* [RECORD LIST]
• • • • •

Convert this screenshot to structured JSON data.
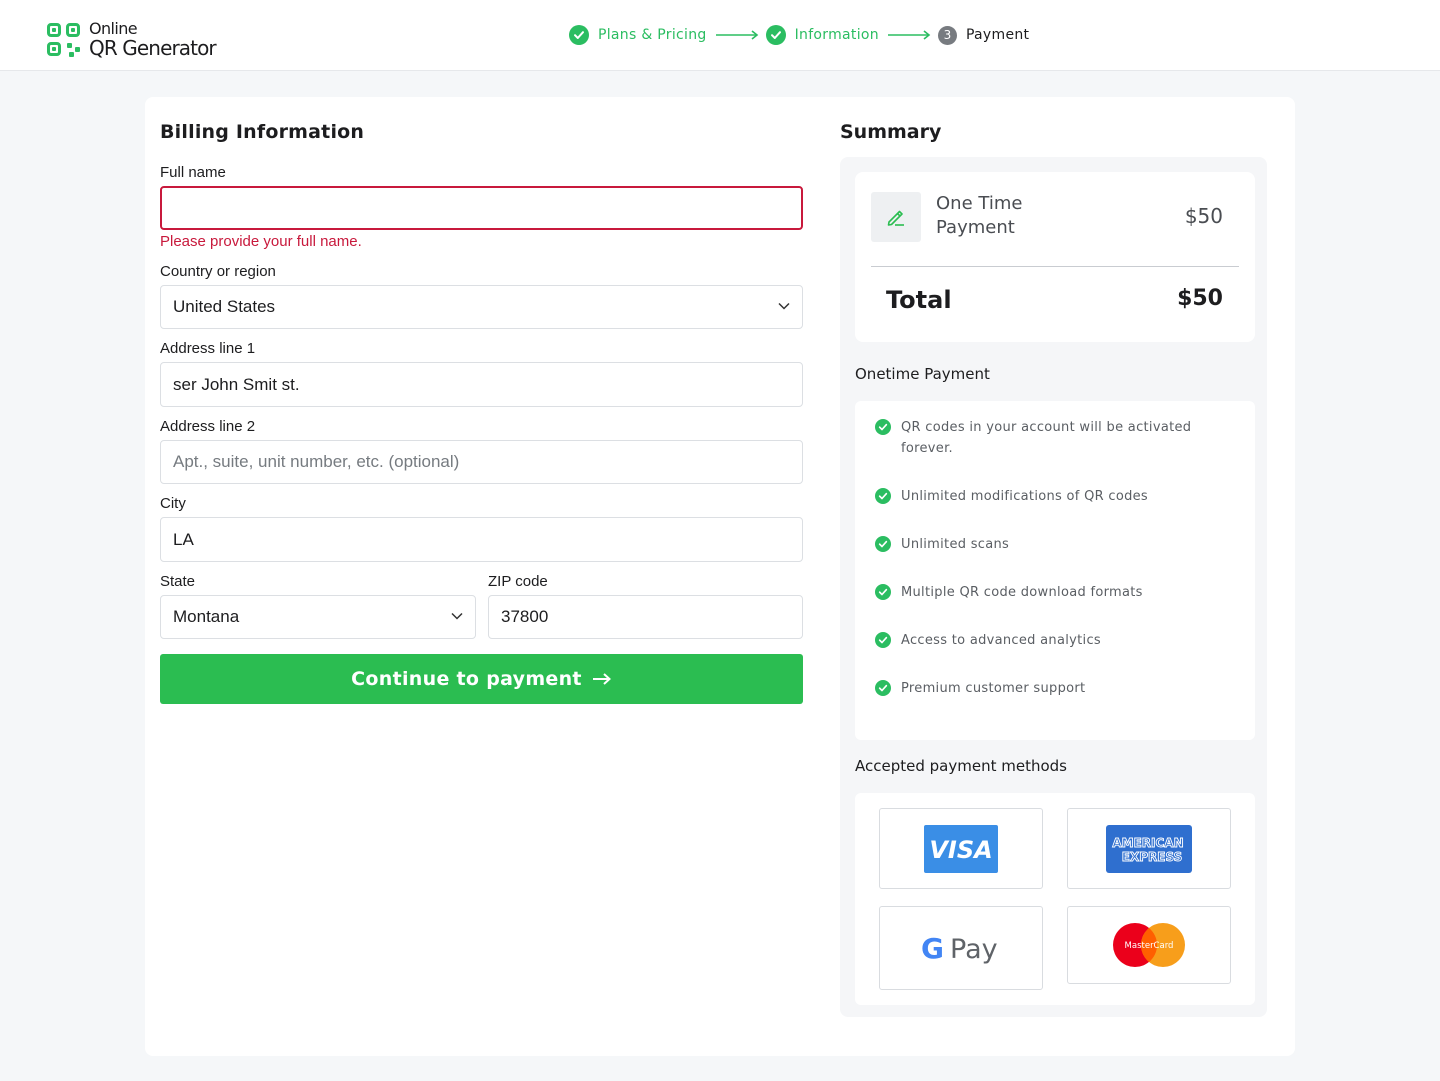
{
  "header": {
    "logo": {
      "line1": "Online",
      "line2": "QR Generator"
    },
    "steps": [
      {
        "label": "Plans & Pricing",
        "status": "done"
      },
      {
        "label": "Information",
        "status": "done"
      },
      {
        "number": "3",
        "label": "Payment",
        "status": "current"
      }
    ]
  },
  "billing": {
    "title": "Billing Information",
    "full_name": {
      "label": "Full name",
      "value": "",
      "error": "Please provide your full name."
    },
    "country": {
      "label": "Country or region",
      "value": "United States"
    },
    "address1": {
      "label": "Address line 1",
      "value": "ser John Smit st."
    },
    "address2": {
      "label": "Address line 2",
      "placeholder": "Apt., suite, unit number, etc. (optional)"
    },
    "city": {
      "label": "City",
      "value": "LA"
    },
    "state": {
      "label": "State",
      "value": "Montana"
    },
    "zip": {
      "label": "ZIP code",
      "value": "37800"
    },
    "continue_label": "Continue to payment"
  },
  "summary": {
    "title": "Summary",
    "plan_name": "One Time Payment",
    "plan_price": "$50",
    "total_label": "Total",
    "total_value": "$50",
    "features_heading": "Onetime Payment",
    "features": [
      "QR codes in your account will be activated forever.",
      "Unlimited modifications of QR codes",
      "Unlimited scans",
      "Multiple QR code download formats",
      "Access to advanced analytics",
      "Premium customer support"
    ],
    "methods_heading": "Accepted payment methods",
    "methods": [
      {
        "name": "VISA",
        "icon": "visa-logo"
      },
      {
        "name": "AMERICAN EXPRESS",
        "line1": "AMERICAN",
        "line2": "EXPRESS",
        "icon": "amex-logo"
      },
      {
        "name": "G Pay",
        "g": "G",
        "pay": "Pay",
        "icon": "google-pay-logo"
      },
      {
        "name": "MasterCard",
        "icon": "mastercard-logo"
      }
    ]
  },
  "colors": {
    "accent_green": "#2bbd51",
    "error_red": "#c8193c"
  }
}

• • • • •

* [PROBLEM REQUIREMENTS] Each line holding "icon" must be found and copied.

* [WRITTEN RESPONSE]
        "icon": "visa-logo"
        "icon": "amex-logo"
        "icon": "google-pay-logo"
        "icon": "mastercard-logo"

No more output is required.